───── Exercise data

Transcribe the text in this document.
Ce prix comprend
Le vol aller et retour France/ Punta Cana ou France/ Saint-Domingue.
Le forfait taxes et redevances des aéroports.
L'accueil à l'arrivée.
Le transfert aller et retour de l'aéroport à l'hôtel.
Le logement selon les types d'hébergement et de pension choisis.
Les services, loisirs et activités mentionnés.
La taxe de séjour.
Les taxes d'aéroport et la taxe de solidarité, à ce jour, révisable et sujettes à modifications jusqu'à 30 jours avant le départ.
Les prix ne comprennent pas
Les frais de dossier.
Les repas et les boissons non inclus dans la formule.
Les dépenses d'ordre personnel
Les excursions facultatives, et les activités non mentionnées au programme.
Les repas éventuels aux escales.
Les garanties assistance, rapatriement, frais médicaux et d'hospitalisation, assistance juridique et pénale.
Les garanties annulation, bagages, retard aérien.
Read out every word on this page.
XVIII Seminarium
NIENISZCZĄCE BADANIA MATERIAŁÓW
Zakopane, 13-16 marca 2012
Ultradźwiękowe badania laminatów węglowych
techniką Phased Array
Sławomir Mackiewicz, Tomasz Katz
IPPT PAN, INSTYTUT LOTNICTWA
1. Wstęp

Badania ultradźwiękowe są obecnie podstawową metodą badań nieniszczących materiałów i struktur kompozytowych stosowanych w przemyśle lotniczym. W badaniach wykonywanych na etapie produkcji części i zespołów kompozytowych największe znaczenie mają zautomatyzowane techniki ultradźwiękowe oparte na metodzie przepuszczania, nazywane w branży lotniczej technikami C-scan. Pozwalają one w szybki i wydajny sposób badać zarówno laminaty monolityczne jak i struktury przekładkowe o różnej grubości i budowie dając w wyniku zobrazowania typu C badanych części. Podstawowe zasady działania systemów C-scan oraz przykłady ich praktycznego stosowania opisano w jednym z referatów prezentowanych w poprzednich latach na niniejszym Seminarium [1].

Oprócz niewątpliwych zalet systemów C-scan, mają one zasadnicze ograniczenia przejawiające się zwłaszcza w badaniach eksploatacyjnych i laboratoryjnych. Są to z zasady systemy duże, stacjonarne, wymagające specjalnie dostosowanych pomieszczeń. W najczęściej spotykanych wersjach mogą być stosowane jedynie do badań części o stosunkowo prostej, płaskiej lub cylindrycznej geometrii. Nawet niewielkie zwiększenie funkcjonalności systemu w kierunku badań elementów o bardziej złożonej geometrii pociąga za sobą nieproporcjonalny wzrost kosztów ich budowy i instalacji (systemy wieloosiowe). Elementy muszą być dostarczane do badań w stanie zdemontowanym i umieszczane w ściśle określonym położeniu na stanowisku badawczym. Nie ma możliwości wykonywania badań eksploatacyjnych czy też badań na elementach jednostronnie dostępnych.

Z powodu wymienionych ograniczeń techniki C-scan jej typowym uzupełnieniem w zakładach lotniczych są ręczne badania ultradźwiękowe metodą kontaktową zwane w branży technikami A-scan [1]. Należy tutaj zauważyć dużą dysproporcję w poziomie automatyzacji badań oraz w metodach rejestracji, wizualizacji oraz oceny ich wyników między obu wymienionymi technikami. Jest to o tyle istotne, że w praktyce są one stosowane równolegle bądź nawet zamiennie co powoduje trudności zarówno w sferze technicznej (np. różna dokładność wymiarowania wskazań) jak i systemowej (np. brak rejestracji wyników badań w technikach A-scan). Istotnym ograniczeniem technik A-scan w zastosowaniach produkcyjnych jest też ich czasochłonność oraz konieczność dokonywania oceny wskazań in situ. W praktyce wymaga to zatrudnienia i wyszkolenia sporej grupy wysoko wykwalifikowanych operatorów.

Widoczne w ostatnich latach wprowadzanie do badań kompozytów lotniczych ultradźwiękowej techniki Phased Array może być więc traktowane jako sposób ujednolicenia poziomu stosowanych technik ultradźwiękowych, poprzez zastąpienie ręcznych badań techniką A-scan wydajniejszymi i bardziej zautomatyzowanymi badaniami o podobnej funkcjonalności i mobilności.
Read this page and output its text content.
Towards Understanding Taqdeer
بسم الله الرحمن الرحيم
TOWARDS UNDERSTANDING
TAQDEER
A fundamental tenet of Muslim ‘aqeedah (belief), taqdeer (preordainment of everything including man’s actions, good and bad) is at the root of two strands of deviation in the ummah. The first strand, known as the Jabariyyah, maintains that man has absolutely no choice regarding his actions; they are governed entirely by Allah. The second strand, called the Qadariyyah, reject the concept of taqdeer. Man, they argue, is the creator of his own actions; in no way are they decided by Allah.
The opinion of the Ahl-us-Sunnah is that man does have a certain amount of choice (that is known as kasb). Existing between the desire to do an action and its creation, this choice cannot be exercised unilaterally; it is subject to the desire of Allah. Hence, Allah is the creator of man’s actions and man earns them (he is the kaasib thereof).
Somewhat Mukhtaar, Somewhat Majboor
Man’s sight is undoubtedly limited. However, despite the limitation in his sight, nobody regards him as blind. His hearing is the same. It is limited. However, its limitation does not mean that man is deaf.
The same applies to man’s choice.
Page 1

──────────

§ Short task
Using the listing, collect all lines in which the string "this" is found.

§ Complete output
Transcribe the text in this document.
Read out every word on this page.
Read this page and output its text content.
The opinion of the Ahl-us-Sunnah is that man does have a certain amount of choice (that is known as kasb). Existing between the desire to do an action and its creation, this choice cannot be exercised unilaterally; it is subject to the desire of Allah. Hence, Allah is the creator of man’s actions and man earns them (he is the kaasib thereof).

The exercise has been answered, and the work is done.